[EXERCISE DATA start]

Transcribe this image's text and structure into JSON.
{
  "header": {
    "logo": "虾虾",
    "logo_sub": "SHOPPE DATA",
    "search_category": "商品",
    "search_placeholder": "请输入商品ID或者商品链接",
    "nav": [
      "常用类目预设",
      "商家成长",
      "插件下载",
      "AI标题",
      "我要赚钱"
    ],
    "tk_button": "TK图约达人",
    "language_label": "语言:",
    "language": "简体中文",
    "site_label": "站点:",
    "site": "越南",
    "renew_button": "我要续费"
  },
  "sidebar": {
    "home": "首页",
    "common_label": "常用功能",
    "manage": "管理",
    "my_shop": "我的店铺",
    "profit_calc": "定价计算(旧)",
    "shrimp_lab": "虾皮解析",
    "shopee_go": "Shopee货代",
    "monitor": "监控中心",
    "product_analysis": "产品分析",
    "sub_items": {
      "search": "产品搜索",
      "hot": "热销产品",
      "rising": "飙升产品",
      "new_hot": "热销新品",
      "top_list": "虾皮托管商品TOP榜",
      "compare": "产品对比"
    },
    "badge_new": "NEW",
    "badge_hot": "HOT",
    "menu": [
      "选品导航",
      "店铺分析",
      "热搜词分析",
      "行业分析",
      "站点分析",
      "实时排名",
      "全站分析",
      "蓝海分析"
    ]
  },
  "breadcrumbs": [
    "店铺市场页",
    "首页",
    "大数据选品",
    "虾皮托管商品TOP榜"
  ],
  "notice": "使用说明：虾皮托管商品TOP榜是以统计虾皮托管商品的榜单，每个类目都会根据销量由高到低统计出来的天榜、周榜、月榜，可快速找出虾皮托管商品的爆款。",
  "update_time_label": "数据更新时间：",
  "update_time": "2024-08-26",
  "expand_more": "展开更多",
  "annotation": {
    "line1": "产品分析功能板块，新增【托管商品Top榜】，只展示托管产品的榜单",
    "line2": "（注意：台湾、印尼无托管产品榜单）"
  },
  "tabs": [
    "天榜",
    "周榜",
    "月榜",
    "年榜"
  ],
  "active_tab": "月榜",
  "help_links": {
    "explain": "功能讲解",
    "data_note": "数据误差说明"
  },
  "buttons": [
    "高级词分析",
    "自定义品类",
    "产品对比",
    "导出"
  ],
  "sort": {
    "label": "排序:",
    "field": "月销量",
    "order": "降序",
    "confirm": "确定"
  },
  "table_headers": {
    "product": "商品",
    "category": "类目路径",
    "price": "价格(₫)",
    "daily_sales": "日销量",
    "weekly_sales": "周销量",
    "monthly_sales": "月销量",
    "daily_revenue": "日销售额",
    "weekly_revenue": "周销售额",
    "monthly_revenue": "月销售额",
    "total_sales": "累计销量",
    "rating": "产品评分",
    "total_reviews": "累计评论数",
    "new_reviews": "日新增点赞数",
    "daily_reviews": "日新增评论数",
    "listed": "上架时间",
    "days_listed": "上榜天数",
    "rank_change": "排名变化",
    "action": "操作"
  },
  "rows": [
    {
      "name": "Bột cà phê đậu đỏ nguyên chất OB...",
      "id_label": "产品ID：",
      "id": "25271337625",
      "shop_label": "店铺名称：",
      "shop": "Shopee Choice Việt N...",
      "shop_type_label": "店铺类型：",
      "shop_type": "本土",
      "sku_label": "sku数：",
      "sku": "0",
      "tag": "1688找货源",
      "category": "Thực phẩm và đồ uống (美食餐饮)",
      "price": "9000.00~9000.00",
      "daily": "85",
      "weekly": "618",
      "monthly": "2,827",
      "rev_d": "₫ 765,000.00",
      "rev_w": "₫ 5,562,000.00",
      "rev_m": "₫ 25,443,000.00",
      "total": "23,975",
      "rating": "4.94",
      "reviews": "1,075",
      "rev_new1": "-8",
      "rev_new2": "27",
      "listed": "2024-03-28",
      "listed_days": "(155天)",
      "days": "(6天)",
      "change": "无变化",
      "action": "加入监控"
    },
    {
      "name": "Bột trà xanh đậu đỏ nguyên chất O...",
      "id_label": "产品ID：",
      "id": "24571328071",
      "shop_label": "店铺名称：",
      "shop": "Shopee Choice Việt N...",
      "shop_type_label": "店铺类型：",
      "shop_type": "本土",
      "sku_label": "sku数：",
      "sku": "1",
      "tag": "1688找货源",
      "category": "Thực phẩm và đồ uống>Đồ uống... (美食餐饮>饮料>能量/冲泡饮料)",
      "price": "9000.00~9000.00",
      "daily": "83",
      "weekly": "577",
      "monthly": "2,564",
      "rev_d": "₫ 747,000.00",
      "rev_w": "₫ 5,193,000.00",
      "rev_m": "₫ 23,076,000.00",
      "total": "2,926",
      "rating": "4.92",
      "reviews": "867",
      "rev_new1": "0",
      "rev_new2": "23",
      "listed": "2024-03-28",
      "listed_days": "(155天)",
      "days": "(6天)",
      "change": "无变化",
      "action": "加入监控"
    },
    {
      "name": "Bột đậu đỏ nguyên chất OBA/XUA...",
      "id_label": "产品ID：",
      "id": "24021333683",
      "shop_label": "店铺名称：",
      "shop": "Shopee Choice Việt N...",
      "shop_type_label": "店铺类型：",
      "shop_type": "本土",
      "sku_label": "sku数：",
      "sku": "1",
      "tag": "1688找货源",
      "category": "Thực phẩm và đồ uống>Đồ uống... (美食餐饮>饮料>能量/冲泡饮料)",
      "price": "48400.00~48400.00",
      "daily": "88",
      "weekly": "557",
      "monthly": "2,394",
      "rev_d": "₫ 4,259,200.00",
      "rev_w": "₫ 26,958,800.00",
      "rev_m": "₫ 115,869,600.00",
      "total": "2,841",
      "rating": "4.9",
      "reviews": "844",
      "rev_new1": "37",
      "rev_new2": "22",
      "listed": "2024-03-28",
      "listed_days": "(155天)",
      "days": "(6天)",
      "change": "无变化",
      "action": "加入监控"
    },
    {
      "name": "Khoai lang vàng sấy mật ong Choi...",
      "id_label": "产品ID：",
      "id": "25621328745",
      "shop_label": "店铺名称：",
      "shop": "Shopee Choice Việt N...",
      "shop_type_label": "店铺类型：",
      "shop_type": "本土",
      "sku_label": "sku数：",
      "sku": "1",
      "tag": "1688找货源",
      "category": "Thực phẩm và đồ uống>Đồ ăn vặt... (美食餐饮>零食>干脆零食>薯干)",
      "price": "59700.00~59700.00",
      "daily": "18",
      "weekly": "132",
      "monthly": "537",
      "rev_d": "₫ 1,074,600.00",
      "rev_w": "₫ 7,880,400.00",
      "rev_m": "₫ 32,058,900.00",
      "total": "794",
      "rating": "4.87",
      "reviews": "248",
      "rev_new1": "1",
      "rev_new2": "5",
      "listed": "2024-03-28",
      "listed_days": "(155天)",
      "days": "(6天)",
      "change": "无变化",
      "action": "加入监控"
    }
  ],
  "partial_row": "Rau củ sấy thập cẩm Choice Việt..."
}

[EXERCISE DATA end]

DIRECTION
Locate the word "uống" in the data above. Copy every line carrying it.

CORRECT OUTPUT
      "category": "Thực phẩm và đồ uống (美食餐饮)",
      "category": "Thực phẩm và đồ uống>Đồ uống... (美食餐饮>饮料>能量/冲泡饮料)",
      "category": "Thực phẩm và đồ uống>Đồ uống... (美食餐饮>饮料>能量/冲泡饮料)",
      "category": "Thực phẩm và đồ uống>Đồ ăn vặt... (美食餐饮>零食>干脆零食>薯干)",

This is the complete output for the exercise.